**WHAT IS NEEDED**
Restate every line of the material, word for word.

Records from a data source

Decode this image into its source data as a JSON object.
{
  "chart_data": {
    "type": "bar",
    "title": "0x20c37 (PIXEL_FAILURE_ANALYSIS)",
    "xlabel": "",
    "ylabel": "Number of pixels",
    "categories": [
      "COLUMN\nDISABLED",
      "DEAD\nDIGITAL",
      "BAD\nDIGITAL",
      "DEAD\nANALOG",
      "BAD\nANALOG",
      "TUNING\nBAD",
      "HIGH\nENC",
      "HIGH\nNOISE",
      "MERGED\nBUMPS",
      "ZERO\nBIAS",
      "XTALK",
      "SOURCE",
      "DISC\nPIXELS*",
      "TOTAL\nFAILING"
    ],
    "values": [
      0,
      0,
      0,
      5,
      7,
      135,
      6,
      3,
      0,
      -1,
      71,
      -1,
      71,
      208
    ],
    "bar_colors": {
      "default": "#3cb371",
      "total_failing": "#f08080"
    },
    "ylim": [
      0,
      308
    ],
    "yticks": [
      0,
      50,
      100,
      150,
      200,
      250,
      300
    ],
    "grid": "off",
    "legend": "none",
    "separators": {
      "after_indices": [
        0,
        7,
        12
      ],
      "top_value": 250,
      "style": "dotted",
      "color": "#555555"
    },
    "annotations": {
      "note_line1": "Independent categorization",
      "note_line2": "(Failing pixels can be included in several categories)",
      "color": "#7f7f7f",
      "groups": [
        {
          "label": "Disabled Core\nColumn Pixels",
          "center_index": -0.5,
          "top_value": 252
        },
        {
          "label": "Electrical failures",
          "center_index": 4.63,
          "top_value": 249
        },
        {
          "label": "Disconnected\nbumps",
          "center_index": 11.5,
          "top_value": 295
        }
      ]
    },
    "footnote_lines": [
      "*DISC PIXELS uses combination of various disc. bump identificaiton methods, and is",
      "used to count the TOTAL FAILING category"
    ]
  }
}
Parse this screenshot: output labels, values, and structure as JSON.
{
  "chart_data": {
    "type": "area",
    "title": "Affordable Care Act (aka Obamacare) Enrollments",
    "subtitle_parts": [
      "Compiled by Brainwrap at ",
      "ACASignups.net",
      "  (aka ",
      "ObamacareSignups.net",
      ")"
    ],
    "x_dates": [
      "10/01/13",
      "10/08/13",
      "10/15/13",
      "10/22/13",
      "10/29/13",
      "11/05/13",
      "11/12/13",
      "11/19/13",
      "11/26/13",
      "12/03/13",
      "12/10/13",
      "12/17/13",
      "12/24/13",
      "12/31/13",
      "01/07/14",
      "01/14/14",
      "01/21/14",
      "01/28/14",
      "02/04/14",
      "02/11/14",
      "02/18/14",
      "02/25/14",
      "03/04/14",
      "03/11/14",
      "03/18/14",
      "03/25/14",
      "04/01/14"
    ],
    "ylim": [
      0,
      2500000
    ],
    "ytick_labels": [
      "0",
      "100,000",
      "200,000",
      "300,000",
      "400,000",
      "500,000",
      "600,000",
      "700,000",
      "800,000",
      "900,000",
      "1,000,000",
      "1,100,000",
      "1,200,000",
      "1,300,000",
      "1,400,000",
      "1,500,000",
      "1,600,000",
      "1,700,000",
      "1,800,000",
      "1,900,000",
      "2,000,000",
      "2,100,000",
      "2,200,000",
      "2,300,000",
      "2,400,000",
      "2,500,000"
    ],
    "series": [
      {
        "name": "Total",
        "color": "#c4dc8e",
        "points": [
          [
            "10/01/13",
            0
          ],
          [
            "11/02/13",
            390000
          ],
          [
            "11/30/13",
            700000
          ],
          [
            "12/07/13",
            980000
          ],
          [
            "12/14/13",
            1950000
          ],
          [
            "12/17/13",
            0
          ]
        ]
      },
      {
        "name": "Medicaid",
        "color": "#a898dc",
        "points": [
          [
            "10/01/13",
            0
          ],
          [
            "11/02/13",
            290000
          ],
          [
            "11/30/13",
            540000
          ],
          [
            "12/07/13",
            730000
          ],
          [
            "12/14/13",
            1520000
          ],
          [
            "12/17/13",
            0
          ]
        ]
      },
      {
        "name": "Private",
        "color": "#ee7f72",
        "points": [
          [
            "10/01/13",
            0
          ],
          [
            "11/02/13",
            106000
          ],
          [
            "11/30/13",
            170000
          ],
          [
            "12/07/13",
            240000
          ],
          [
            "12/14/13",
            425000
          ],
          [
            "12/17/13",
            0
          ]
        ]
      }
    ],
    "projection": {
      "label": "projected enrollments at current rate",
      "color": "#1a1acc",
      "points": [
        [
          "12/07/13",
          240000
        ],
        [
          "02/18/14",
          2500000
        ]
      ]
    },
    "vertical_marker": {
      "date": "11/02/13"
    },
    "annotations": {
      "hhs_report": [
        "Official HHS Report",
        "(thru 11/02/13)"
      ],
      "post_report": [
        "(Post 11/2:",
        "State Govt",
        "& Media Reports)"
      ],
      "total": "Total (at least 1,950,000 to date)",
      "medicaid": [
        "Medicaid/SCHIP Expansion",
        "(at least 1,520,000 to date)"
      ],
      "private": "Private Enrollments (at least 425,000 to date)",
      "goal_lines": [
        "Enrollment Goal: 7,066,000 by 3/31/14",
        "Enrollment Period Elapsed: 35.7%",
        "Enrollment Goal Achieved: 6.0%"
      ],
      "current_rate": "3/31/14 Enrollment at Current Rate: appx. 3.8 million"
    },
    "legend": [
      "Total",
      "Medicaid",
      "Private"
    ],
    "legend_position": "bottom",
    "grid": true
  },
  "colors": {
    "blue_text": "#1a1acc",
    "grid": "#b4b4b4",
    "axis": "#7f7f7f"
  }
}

**SOLVED PROBLEM**
Decode this image into its source data as a JSON object.
{
  "chart_data": {
    "type": "bar",
    "title": "0x20c37 (PIXEL_FAILURE_ANALYSIS)",
    "xlabel": "",
    "ylabel": "Number of pixels",
    "categories": [
      "COLUMN\nDISABLED",
      "DEAD\nDIGITAL",
      "BAD\nDIGITAL",
      "DEAD\nANALOG",
      "BAD\nANALOG",
      "TUNING\nBAD",
      "HIGH\nENC",
      "HIGH\nNOISE",
      "MERGED\nBUMPS",
      "ZERO\nBIAS",
      "XTALK",
      "SOURCE",
      "DISC\nPIXELS*",
      "TOTAL\nFAILING"
    ],
    "values": [
      0,
      0,
      0,
      5,
      7,
      135,
      6,
      3,
      0,
      -1,
      71,
      -1,
      71,
      208
    ],
    "bar_colors": {
      "default": "#3cb371",
      "total_failing": "#f08080"
    },
    "ylim": [
      0,
      308
    ],
    "yticks": [
      0,
      50,
      100,
      150,
      200,
      250,
      300
    ],
    "grid": "off",
    "legend": "none",
    "separators": {
      "after_indices": [
        0,
        7,
        12
      ],
      "top_value": 250,
      "style": "dotted",
      "color": "#555555"
    },
    "annotations": {
      "note_line1": "Independent categorization",
      "note_line2": "(Failing pixels can be included in several categories)",
      "color": "#7f7f7f",
      "groups": [
        {
          "label": "Disabled Core\nColumn Pixels",
          "center_index": -0.5,
          "top_value": 252
        },
        {
          "label": "Electrical failures",
          "center_index": 4.63,
          "top_value": 249
        },
        {
          "label": "Disconnected\nbumps",
          "center_index": 11.5,
          "top_value": 295
        }
      ]
    },
    "footnote_lines": [
      "*DISC PIXELS uses combination of various disc. bump identificaiton methods, and is",
      "used to count the TOTAL FAILING category"
    ]
  }
}
Parse this screenshot: output labels, values, and structure as JSON.
{
  "chart_data": {
    "type": "area",
    "title": "Affordable Care Act (aka Obamacare) Enrollments",
    "subtitle_parts": [
      "Compiled by Brainwrap at ",
      "ACASignups.net",
      "  (aka ",
      "ObamacareSignups.net",
      ")"
    ],
    "x_dates": [
      "10/01/13",
      "10/08/13",
      "10/15/13",
      "10/22/13",
      "10/29/13",
      "11/05/13",
      "11/12/13",
      "11/19/13",
      "11/26/13",
      "12/03/13",
      "12/10/13",
      "12/17/13",
      "12/24/13",
      "12/31/13",
      "01/07/14",
      "01/14/14",
      "01/21/14",
      "01/28/14",
      "02/04/14",
      "02/11/14",
      "02/18/14",
      "02/25/14",
      "03/04/14",
      "03/11/14",
      "03/18/14",
      "03/25/14",
      "04/01/14"
    ],
    "ylim": [
      0,
      2500000
    ],
    "ytick_labels": [
      "0",
      "100,000",
      "200,000",
      "300,000",
      "400,000",
      "500,000",
      "600,000",
      "700,000",
      "800,000",
      "900,000",
      "1,000,000",
      "1,100,000",
      "1,200,000",
      "1,300,000",
      "1,400,000",
      "1,500,000",
      "1,600,000",
      "1,700,000",
      "1,800,000",
      "1,900,000",
      "2,000,000",
      "2,100,000",
      "2,200,000",
      "2,300,000",
      "2,400,000",
      "2,500,000"
    ],
    "series": [
      {
        "name": "Total",
        "color": "#c4dc8e",
        "points": [
          [
            "10/01/13",
            0
          ],
          [
            "11/02/13",
            390000
          ],
          [
            "11/30/13",
            700000
          ],
          [
            "12/07/13",
            980000
          ],
          [
            "12/14/13",
            1950000
          ],
          [
            "12/17/13",
            0
          ]
        ]
      },
      {
        "name": "Medicaid",
        "color": "#a898dc",
        "points": [
          [
            "10/01/13",
            0
          ],
          [
            "11/02/13",
            290000
          ],
          [
            "11/30/13",
            540000
          ],
          [
            "12/07/13",
            730000
          ],
          [
            "12/14/13",
            1520000
          ],
          [
            "12/17/13",
            0
          ]
        ]
      },
      {
        "name": "Private",
        "color": "#ee7f72",
        "points": [
          [
            "10/01/13",
            0
          ],
          [
            "11/02/13",
            106000
          ],
          [
            "11/30/13",
            170000
          ],
          [
            "12/07/13",
            240000
          ],
          [
            "12/14/13",
            425000
          ],
          [
            "12/17/13",
            0
          ]
        ]
      }
    ],
    "projection": {
      "label": "projected enrollments at current rate",
      "color": "#1a1acc",
      "points": [
        [
          "12/07/13",
          240000
        ],
        [
          "02/18/14",
          2500000
        ]
      ]
    },
    "vertical_marker": {
      "date": "11/02/13"
    },
    "annotations": {
      "hhs_report": [
        "Official HHS Report",
        "(thru 11/02/13)"
      ],
      "post_report": [
        "(Post 11/2:",
        "State Govt",
        "& Media Reports)"
      ],
      "total": "Total (at least 1,950,000 to date)",
      "medicaid": [
        "Medicaid/SCHIP Expansion",
        "(at least 1,520,000 to date)"
      ],
      "private": "Private Enrollments (at least 425,000 to date)",
      "goal_lines": [
        "Enrollment Goal: 7,066,000 by 3/31/14",
        "Enrollment Period Elapsed: 35.7%",
        "Enrollment Goal Achieved: 6.0%"
      ],
      "current_rate": "3/31/14 Enrollment at Current Rate: appx. 3.8 million"
    },
    "legend": [
      "Total",
      "Medicaid",
      "Private"
    ],
    "legend_position": "bottom",
    "grid": true
  },
  "colors": {
    "blue_text": "#1a1acc",
    "grid": "#b4b4b4",
    "axis": "#7f7f7f"
  }
}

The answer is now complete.